- [Exercise task]: Extract every record, exactly as written, and ignore the pictures.

- [Source records]:

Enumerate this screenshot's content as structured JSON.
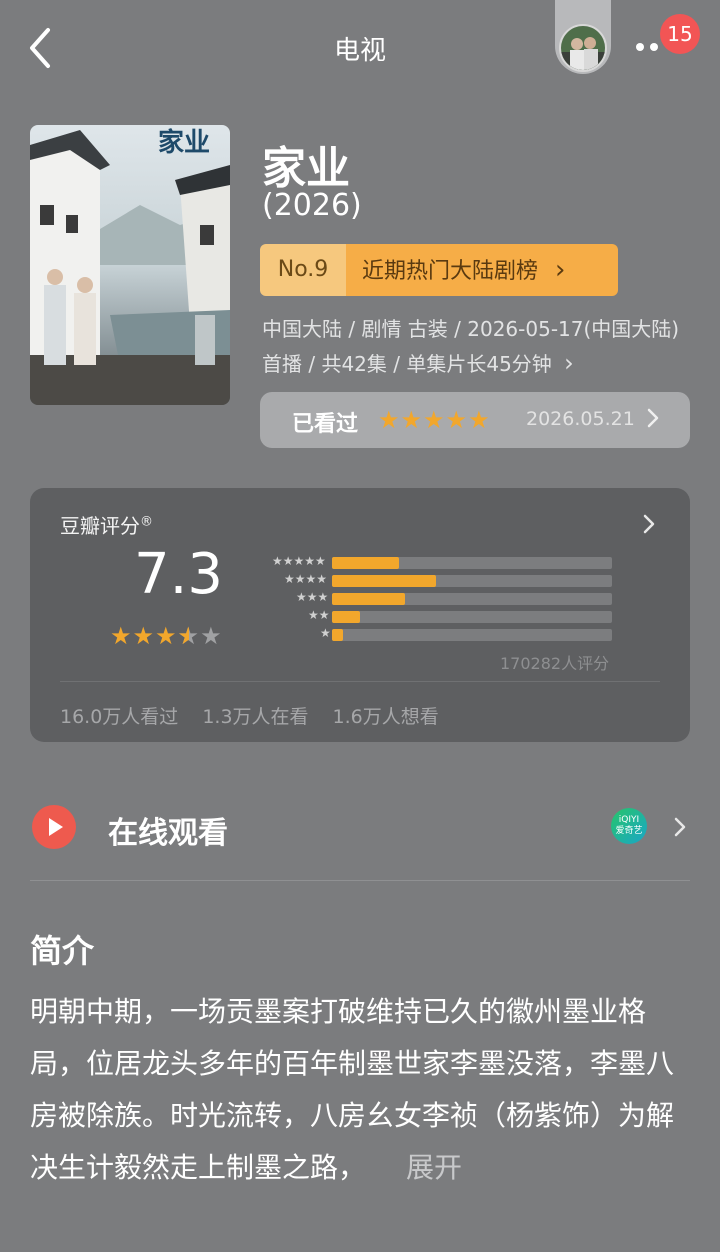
{
  "header": {
    "title": "电视",
    "notification_count": "15"
  },
  "show": {
    "title": "家业",
    "year": "(2026)",
    "poster_title": "家业",
    "rank": {
      "number": "No.9",
      "label": "近期热门大陆剧榜",
      "arrow": "›"
    },
    "meta": "中国大陆 / 剧情 古装 / 2026-05-17(中国大陆)首播 / 共42集 / 单集片长45分钟",
    "meta_arrow": "›",
    "watched": {
      "label": "已看过",
      "stars": "★★★★★",
      "date": "2026.05.21"
    }
  },
  "rating": {
    "title": "豆瓣评分",
    "registered": "®",
    "score": "7.3",
    "stars_value": 3.5,
    "distribution": [
      {
        "stars": "★★★★★",
        "fraction": 0.24
      },
      {
        "stars": "★★★★",
        "fraction": 0.37
      },
      {
        "stars": "★★★",
        "fraction": 0.26
      },
      {
        "stars": "★★",
        "fraction": 0.1
      },
      {
        "stars": "★",
        "fraction": 0.04
      }
    ],
    "count": "170282人评分",
    "stats": {
      "watched": "16.0万人看过",
      "watching": "1.3万人在看",
      "want": "1.6万人想看"
    }
  },
  "watch_online": {
    "label": "在线观看",
    "provider_line1": "iQIYI",
    "provider_line2": "爱奇艺"
  },
  "intro": {
    "title": "简介",
    "text": "明朝中期，一场贡墨案打破维持已久的徽州墨业格局，位居龙头多年的百年制墨世家李墨没落，李墨八房被除族。时光流转，八房幺女李祯（杨紫饰）为解决生计毅然走上制墨之路，",
    "expand": "展开"
  },
  "colors": {
    "background": "#7b7c7e",
    "accent_orange": "#f2a72c",
    "badge_red": "#f25555"
  }
}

- [Task result]:
Enumerate this screenshot's content as structured JSON.
{
  "header": {
    "title": "电视",
    "notification_count": "15"
  },
  "show": {
    "title": "家业",
    "year": "(2026)",
    "poster_title": "家业",
    "rank": {
      "number": "No.9",
      "label": "近期热门大陆剧榜",
      "arrow": "›"
    },
    "meta": "中国大陆 / 剧情 古装 / 2026-05-17(中国大陆)首播 / 共42集 / 单集片长45分钟",
    "meta_arrow": "›",
    "watched": {
      "label": "已看过",
      "stars": "★★★★★",
      "date": "2026.05.21"
    }
  },
  "rating": {
    "title": "豆瓣评分",
    "registered": "®",
    "score": "7.3",
    "stars_value": 3.5,
    "distribution": [
      {
        "stars": "★★★★★",
        "fraction": 0.24
      },
      {
        "stars": "★★★★",
        "fraction": 0.37
      },
      {
        "stars": "★★★",
        "fraction": 0.26
      },
      {
        "stars": "★★",
        "fraction": 0.1
      },
      {
        "stars": "★",
        "fraction": 0.04
      }
    ],
    "count": "170282人评分",
    "stats": {
      "watched": "16.0万人看过",
      "watching": "1.3万人在看",
      "want": "1.6万人想看"
    }
  },
  "watch_online": {
    "label": "在线观看",
    "provider_line1": "iQIYI",
    "provider_line2": "爱奇艺"
  },
  "intro": {
    "title": "简介",
    "text": "明朝中期，一场贡墨案打破维持已久的徽州墨业格局，位居龙头多年的百年制墨世家李墨没落，李墨八房被除族。时光流转，八房幺女李祯（杨紫饰）为解决生计毅然走上制墨之路，",
    "expand": "展开"
  },
  "colors": {
    "background": "#7b7c7e",
    "accent_orange": "#f2a72c",
    "badge_red": "#f25555"
  }
}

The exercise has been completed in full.